- _Given request_
Across all the lines below, how many contain the string "miliardi"? Please reply with the number only.

_ _ _ _

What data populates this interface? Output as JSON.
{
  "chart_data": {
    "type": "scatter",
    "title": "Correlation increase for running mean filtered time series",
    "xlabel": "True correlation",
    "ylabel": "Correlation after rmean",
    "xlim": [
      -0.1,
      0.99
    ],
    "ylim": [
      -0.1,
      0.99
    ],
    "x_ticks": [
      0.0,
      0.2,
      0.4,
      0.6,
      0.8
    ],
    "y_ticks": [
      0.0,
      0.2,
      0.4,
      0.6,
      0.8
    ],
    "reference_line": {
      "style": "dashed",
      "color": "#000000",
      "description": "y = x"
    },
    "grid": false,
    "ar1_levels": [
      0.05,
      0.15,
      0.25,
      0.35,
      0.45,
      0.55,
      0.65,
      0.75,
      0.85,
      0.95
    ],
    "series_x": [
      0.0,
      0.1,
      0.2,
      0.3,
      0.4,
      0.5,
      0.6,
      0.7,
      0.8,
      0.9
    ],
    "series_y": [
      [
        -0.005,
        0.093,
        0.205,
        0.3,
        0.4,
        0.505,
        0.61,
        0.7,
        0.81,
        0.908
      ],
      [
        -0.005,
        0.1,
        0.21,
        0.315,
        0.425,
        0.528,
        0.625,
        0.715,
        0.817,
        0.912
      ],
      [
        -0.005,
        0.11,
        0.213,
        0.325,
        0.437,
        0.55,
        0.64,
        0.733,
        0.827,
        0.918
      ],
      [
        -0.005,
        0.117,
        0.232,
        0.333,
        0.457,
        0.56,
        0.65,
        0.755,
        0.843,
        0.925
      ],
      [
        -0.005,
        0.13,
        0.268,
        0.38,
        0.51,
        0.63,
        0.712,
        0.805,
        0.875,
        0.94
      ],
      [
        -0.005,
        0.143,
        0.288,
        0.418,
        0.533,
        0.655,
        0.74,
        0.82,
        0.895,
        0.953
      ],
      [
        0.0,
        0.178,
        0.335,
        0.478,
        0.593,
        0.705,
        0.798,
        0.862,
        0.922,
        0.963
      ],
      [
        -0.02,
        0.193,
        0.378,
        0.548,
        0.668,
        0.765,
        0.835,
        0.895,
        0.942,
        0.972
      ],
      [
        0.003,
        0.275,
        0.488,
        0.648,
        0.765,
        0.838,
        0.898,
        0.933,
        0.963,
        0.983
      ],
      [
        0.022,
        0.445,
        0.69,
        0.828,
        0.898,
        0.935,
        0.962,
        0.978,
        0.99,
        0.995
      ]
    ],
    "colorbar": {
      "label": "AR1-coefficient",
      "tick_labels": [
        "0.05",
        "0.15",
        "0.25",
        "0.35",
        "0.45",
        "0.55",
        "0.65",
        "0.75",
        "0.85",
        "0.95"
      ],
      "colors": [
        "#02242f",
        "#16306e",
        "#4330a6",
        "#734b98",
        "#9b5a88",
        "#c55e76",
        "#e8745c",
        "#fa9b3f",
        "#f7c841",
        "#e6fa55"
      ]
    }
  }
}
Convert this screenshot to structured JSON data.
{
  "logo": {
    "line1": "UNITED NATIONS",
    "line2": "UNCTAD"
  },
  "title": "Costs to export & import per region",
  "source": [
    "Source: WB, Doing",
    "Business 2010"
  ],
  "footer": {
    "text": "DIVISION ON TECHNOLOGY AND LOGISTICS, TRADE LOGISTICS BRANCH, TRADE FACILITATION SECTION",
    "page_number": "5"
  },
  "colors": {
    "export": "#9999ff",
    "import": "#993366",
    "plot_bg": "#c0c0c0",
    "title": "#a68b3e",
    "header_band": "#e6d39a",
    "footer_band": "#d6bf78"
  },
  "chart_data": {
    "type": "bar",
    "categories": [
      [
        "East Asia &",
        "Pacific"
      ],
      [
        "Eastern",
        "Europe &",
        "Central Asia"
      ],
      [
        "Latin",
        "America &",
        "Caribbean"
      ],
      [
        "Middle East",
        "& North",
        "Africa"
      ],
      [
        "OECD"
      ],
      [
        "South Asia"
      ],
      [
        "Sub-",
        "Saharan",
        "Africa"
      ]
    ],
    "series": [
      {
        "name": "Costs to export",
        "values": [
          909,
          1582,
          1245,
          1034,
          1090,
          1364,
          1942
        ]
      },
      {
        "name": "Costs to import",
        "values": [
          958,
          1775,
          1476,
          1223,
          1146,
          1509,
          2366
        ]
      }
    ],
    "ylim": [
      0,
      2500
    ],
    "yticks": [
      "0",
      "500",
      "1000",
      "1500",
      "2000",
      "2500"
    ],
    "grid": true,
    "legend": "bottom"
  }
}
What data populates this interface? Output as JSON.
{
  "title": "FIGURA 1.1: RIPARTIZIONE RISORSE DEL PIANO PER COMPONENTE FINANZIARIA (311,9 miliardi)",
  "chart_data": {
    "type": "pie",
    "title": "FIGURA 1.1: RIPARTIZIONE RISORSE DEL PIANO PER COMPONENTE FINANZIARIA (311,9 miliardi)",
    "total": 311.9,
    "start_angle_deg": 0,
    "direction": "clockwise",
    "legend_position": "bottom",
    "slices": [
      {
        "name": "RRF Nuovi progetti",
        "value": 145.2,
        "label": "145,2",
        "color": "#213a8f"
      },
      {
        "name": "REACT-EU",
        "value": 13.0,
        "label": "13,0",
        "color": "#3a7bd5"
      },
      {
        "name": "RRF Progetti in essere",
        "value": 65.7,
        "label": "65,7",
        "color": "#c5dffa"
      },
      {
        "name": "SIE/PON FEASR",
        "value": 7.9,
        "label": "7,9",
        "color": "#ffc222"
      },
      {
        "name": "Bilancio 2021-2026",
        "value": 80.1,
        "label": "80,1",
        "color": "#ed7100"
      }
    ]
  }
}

_ _ _ _

- _Result of the task_
2